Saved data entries
####

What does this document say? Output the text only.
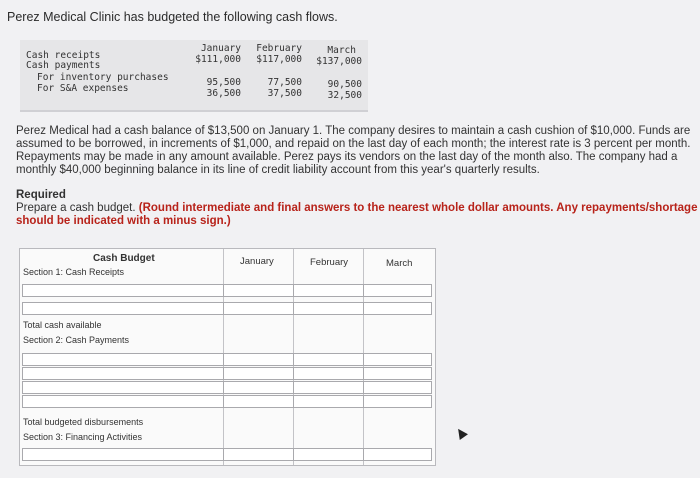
Perez Medical Clinic has budgeted the following cash flows.
January February	March
Cash receipts	$111,000 $117,000 $137,000
Cash payments
For inventory purchases	95,500	77,500	90,500
For S&A expenses	36,500	37,500	32,500
Perez Medical had a cash balance of $13,500 on January 1. The company desires to maintain a cash cushion of $10,000. Funds are assumed to be borrowed, in increments of $1,000, and repaid on the last day of each month; the interest rate is 3 percent per month. Repayments may be made in any amount available. Perez pays its vendors on the last day of the month also. The company had a monthly $40,000 beginning balance in its line of credit liability account from this year's quarterly results.
Required
Prepare a cash budget. (Round intermediate and final answers to the nearest whole dollar amounts. Any repayments/shortage should be indicated with a minus sign.)
Cash Budget	January	February	March
Section 1: Cash Receipts
Total cash available
Section 2: Cash Payments
Total budgeted disbursements
Section 3: Financing Activities
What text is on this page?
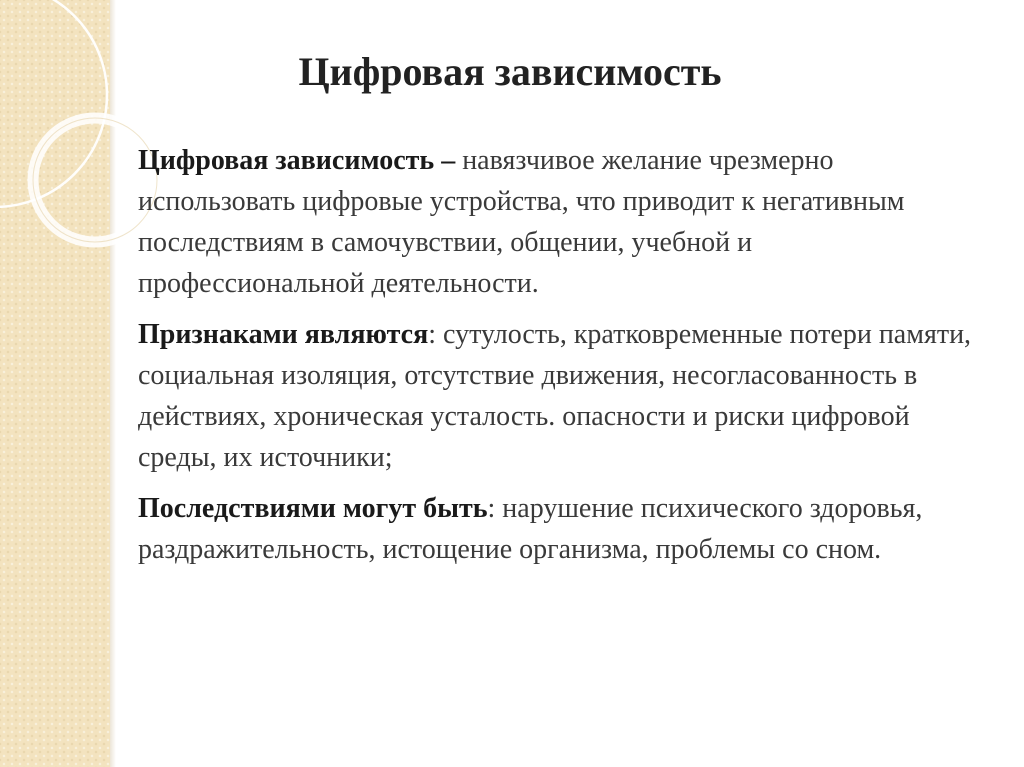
Цифровая зависимость

Цифровая зависимость – навязчивое желание чрезмерно использовать цифровые устройства, что приводит к негативным последствиям в самочувствии, общении, учебной и профессиональной деятельности.

Признаками являются: сутулость, кратковременные потери памяти, социальная изоляция, отсутствие движения, несогласованность в действиях, хроническая усталость. опасности и риски цифровой среды, их источники;

Последствиями могут быть: нарушение психического здоровья, раздражительность, истощение организма, проблемы со сном.
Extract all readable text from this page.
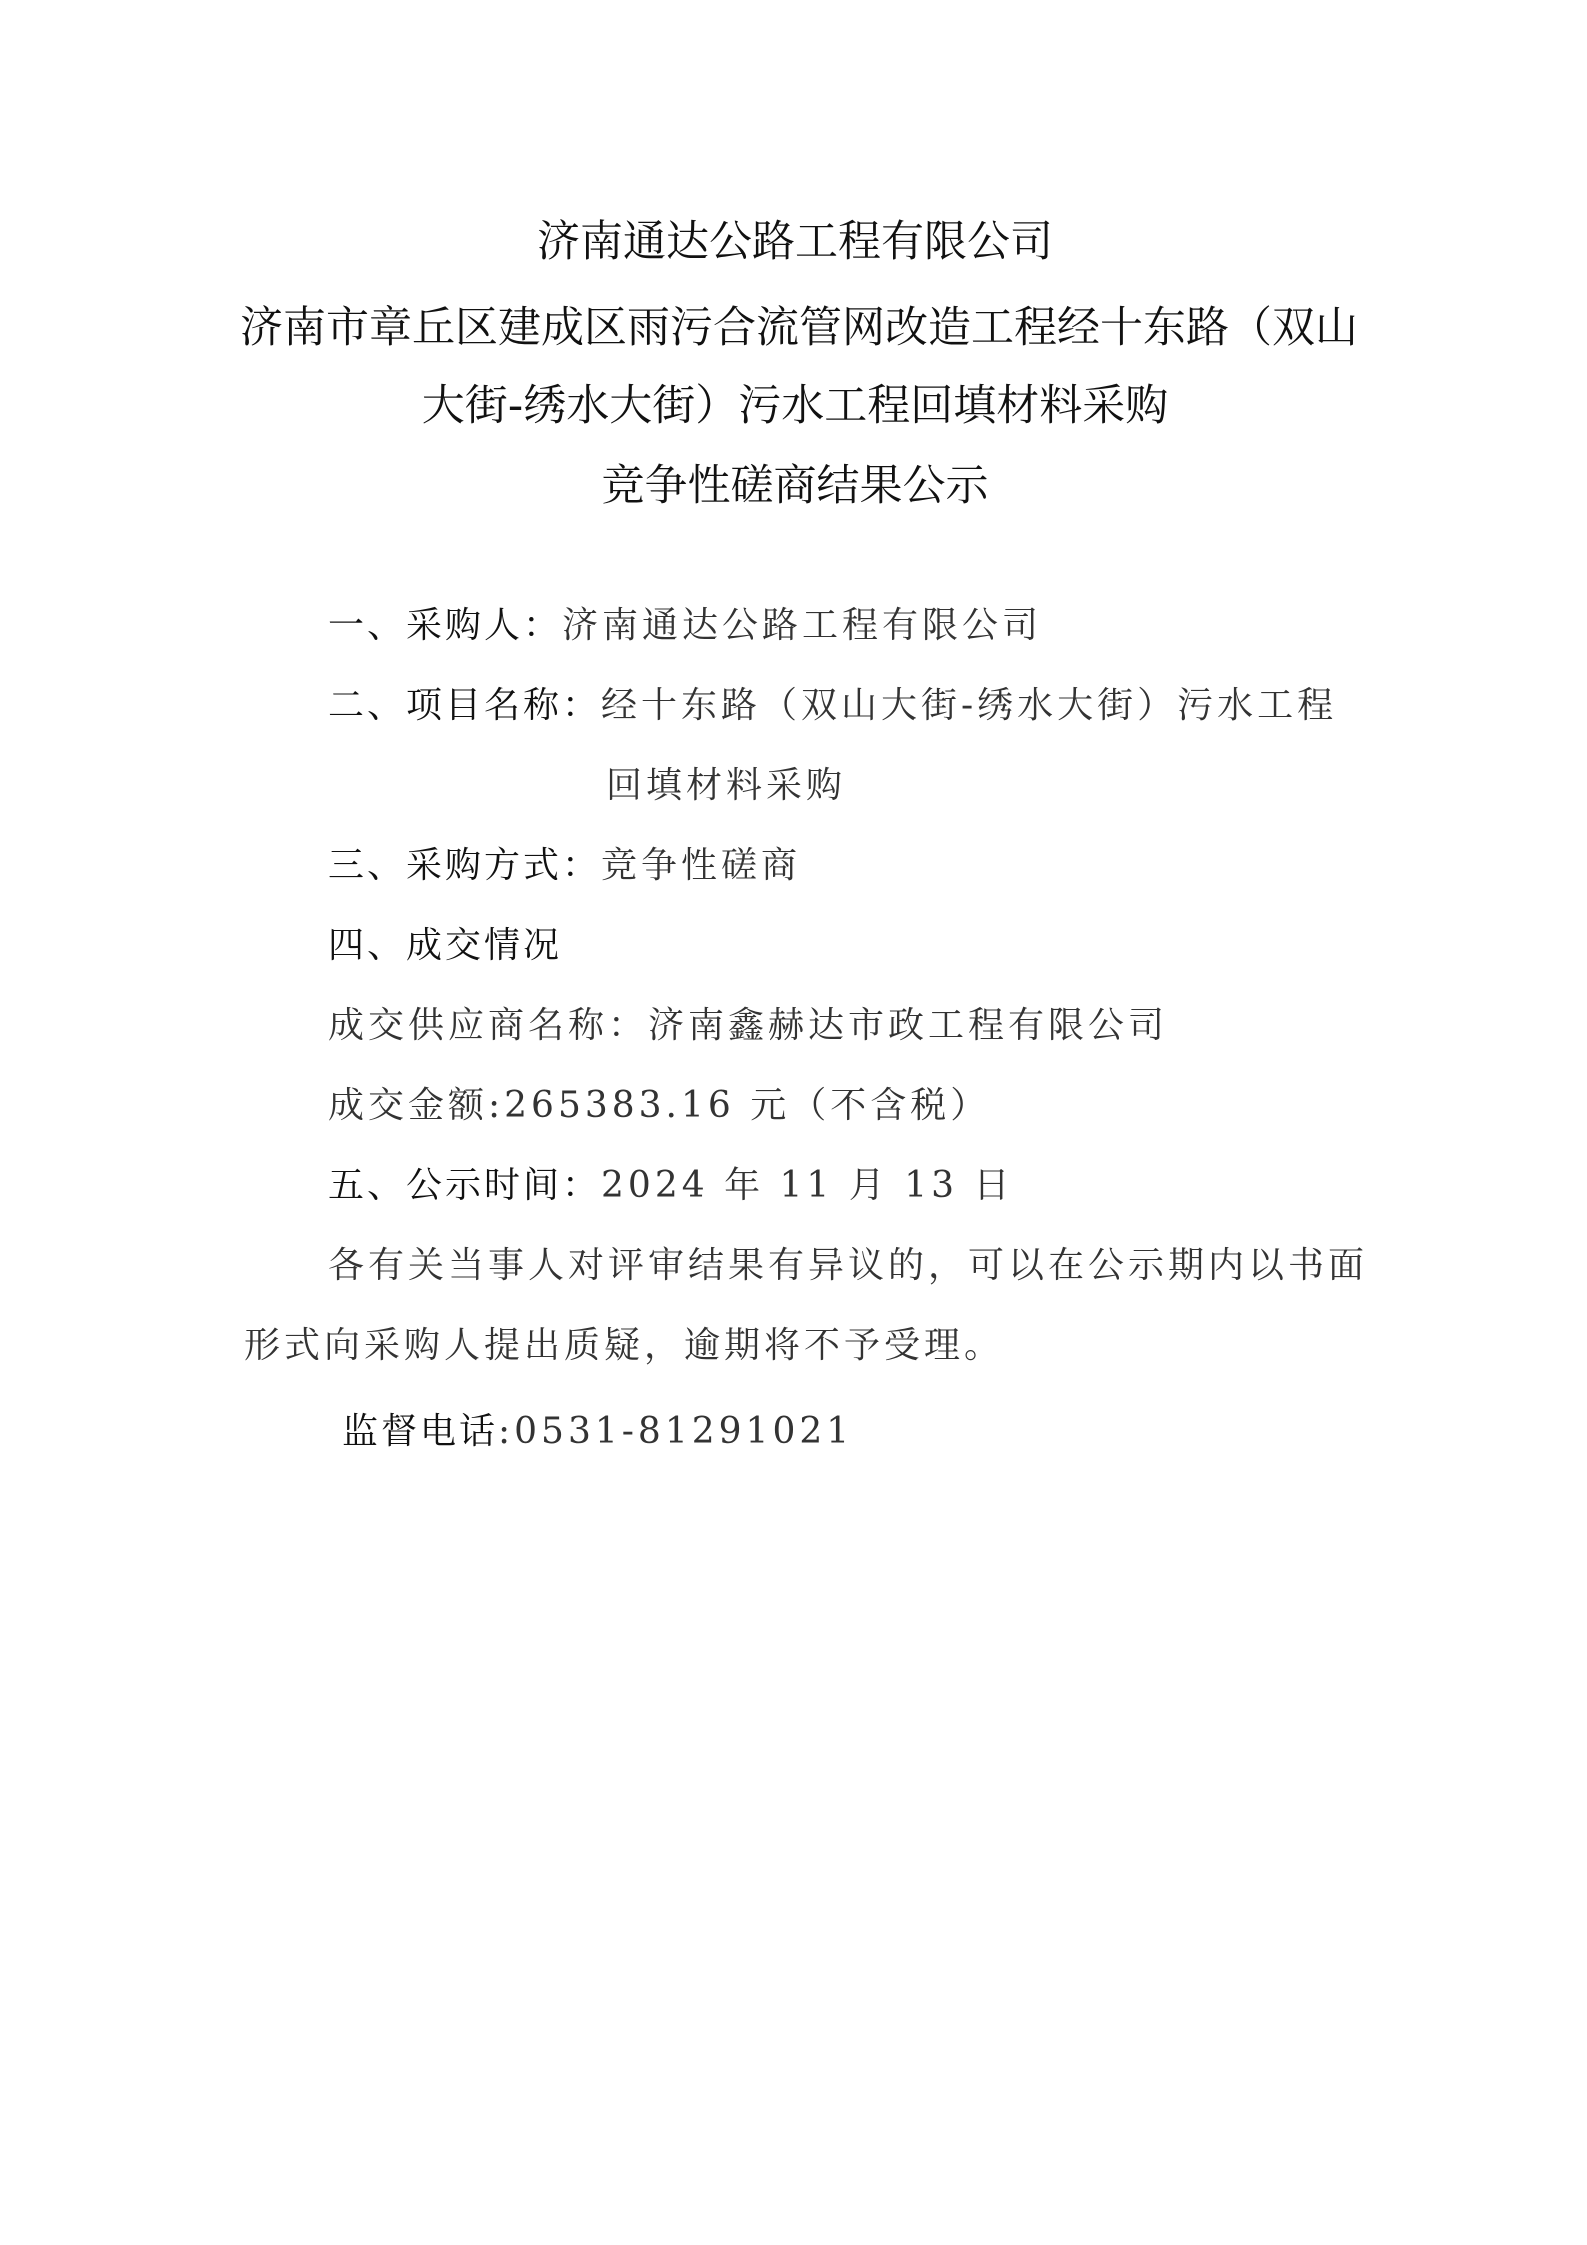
济南通达公路工程有限公司
济南市章丘区建成区雨污合流管网改造工程经十东路（双山
大街-绣水大街）污水工程回填材料采购
竞争性磋商结果公示
一、采购人：济南通达公路工程有限公司
二、项目名称：经十东路（双山大街-绣水大街）污水工程
回填材料采购
三、采购方式：竞争性磋商
四、成交情况
成交供应商名称：济南鑫赫达市政工程有限公司
成交金额:265383.16 元（不含税）
五、公示时间：2024 年 11 月 13 日
各有关当事人对评审结果有异议的，可以在公示期内以书面
形式向采购人提出质疑，逾期将不予受理。
监督电话:0531-81291021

####

(TASK): Answer with a single number: the count of lines holding the word "page".

(EXERCISE RESULT): 2